§ **Task description**:
Can you write out the entries below again, swapping every "candle-body" for "candle-rect" and leaving everything else unchanged?

[BEGIN Information given]

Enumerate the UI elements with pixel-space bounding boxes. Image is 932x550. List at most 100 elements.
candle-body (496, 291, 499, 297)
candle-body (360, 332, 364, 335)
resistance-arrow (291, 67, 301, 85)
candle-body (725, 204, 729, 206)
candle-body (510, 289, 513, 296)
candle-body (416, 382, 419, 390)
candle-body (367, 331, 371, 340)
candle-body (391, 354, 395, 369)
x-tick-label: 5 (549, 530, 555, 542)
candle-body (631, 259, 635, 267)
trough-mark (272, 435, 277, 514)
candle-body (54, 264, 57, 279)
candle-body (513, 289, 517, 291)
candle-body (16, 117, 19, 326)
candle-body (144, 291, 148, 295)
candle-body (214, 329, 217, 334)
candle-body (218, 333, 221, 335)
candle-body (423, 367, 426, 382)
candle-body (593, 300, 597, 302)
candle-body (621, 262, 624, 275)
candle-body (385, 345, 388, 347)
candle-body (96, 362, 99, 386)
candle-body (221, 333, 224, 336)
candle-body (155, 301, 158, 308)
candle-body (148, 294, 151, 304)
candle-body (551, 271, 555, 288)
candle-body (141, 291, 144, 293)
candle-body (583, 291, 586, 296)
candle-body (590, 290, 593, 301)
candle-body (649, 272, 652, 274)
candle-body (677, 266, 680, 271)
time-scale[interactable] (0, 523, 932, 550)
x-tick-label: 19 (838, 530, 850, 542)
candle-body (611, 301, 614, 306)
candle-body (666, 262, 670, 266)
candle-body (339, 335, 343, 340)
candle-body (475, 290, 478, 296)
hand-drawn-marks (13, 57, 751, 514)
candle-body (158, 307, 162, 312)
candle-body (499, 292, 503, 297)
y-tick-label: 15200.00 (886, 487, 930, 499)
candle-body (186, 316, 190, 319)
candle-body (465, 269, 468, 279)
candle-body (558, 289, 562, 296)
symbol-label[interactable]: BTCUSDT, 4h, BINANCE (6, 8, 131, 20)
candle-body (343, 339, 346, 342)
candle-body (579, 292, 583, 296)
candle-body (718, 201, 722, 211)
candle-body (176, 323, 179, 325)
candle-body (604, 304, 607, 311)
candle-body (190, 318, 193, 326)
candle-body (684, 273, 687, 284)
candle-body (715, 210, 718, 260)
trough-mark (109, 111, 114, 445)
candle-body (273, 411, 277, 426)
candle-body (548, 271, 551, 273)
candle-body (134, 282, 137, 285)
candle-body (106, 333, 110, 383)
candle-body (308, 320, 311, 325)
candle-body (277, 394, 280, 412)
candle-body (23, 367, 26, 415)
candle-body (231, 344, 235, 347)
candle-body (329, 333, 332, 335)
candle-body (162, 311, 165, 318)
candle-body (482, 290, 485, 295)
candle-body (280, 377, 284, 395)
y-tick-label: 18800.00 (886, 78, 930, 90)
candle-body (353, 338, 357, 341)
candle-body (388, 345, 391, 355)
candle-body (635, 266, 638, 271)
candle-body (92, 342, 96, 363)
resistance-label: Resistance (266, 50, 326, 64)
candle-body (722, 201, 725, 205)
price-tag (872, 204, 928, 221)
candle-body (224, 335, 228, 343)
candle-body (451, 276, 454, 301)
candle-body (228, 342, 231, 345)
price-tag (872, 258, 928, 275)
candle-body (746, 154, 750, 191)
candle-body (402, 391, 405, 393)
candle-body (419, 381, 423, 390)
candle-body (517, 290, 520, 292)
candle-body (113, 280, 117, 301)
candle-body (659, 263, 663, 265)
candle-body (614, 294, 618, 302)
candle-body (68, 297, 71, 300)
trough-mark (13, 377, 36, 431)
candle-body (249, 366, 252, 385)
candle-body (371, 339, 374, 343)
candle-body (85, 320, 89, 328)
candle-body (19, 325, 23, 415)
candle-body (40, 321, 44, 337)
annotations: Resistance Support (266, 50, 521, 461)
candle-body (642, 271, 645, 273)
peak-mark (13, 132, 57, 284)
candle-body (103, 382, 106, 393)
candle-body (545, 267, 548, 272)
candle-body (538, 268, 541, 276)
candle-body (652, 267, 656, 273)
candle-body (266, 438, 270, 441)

[END Information given]

§ **Response**:
Enumerate the UI elements with pixel-space bounding boxes. Image is 932x550. List at most 100 elements.
candle-rect (496, 291, 499, 297)
candle-rect (360, 332, 364, 335)
resistance-arrow (291, 67, 301, 85)
candle-rect (725, 204, 729, 206)
candle-rect (510, 289, 513, 296)
candle-rect (416, 382, 419, 390)
candle-rect (367, 331, 371, 340)
candle-rect (391, 354, 395, 369)
x-tick-label: 5 (549, 530, 555, 542)
candle-rect (631, 259, 635, 267)
trough-mark (272, 435, 277, 514)
candle-rect (54, 264, 57, 279)
candle-rect (513, 289, 517, 291)
candle-rect (16, 117, 19, 326)
candle-rect (144, 291, 148, 295)
candle-rect (214, 329, 217, 334)
candle-rect (218, 333, 221, 335)
candle-rect (423, 367, 426, 382)
candle-rect (593, 300, 597, 302)
candle-rect (621, 262, 624, 275)
candle-rect (385, 345, 388, 347)
candle-rect (96, 362, 99, 386)
candle-rect (221, 333, 224, 336)
candle-rect (155, 301, 158, 308)
candle-rect (148, 294, 151, 304)
candle-rect (551, 271, 555, 288)
candle-rect (141, 291, 144, 293)
candle-rect (583, 291, 586, 296)
candle-rect (590, 290, 593, 301)
candle-rect (649, 272, 652, 274)
candle-rect (677, 266, 680, 271)
time-scale[interactable] (0, 523, 932, 550)
x-tick-label: 19 (838, 530, 850, 542)
candle-rect (611, 301, 614, 306)
candle-rect (666, 262, 670, 266)
candle-rect (339, 335, 343, 340)
candle-rect (475, 290, 478, 296)
hand-drawn-marks (13, 57, 751, 514)
candle-rect (158, 307, 162, 312)
candle-rect (499, 292, 503, 297)
y-tick-label: 15200.00 (886, 487, 930, 499)
candle-rect (186, 316, 190, 319)
candle-rect (465, 269, 468, 279)
candle-rect (558, 289, 562, 296)
symbol-label[interactable]: BTCUSDT, 4h, BINANCE (6, 8, 131, 20)
candle-rect (343, 339, 346, 342)
candle-rect (579, 292, 583, 296)
candle-rect (718, 201, 722, 211)
candle-rect (176, 323, 179, 325)
candle-rect (604, 304, 607, 311)
candle-rect (190, 318, 193, 326)
candle-rect (684, 273, 687, 284)
candle-rect (715, 210, 718, 260)
trough-mark (109, 111, 114, 445)
candle-rect (273, 411, 277, 426)
candle-rect (548, 271, 551, 273)
candle-rect (134, 282, 137, 285)
candle-rect (106, 333, 110, 383)
candle-rect (308, 320, 311, 325)
candle-rect (277, 394, 280, 412)
candle-rect (23, 367, 26, 415)
candle-rect (231, 344, 235, 347)
candle-rect (329, 333, 332, 335)
candle-rect (162, 311, 165, 318)
candle-rect (482, 290, 485, 295)
candle-rect (280, 377, 284, 395)
y-tick-label: 18800.00 (886, 78, 930, 90)
candle-rect (353, 338, 357, 341)
candle-rect (388, 345, 391, 355)
candle-rect (635, 266, 638, 271)
candle-rect (92, 342, 96, 363)
resistance-label: Resistance (266, 50, 326, 64)
candle-rect (722, 201, 725, 205)
price-tag (872, 204, 928, 221)
candle-rect (224, 335, 228, 343)
candle-rect (451, 276, 454, 301)
candle-rect (228, 342, 231, 345)
price-tag (872, 258, 928, 275)
candle-rect (746, 154, 750, 191)
candle-rect (402, 391, 405, 393)
candle-rect (419, 381, 423, 390)
candle-rect (517, 290, 520, 292)
candle-rect (113, 280, 117, 301)
candle-rect (659, 263, 663, 265)
candle-rect (614, 294, 618, 302)
candle-rect (68, 297, 71, 300)
trough-mark (13, 377, 36, 431)
candle-rect (249, 366, 252, 385)
candle-rect (371, 339, 374, 343)
candle-rect (85, 320, 89, 328)
candle-rect (19, 325, 23, 415)
candle-rect (40, 321, 44, 337)
annotations: Resistance Support (266, 50, 521, 461)
candle-rect (642, 271, 645, 273)
peak-mark (13, 132, 57, 284)
candle-rect (103, 382, 106, 393)
candle-rect (545, 267, 548, 272)
candle-rect (538, 268, 541, 276)
candle-rect (652, 267, 656, 273)
candle-rect (266, 438, 270, 441)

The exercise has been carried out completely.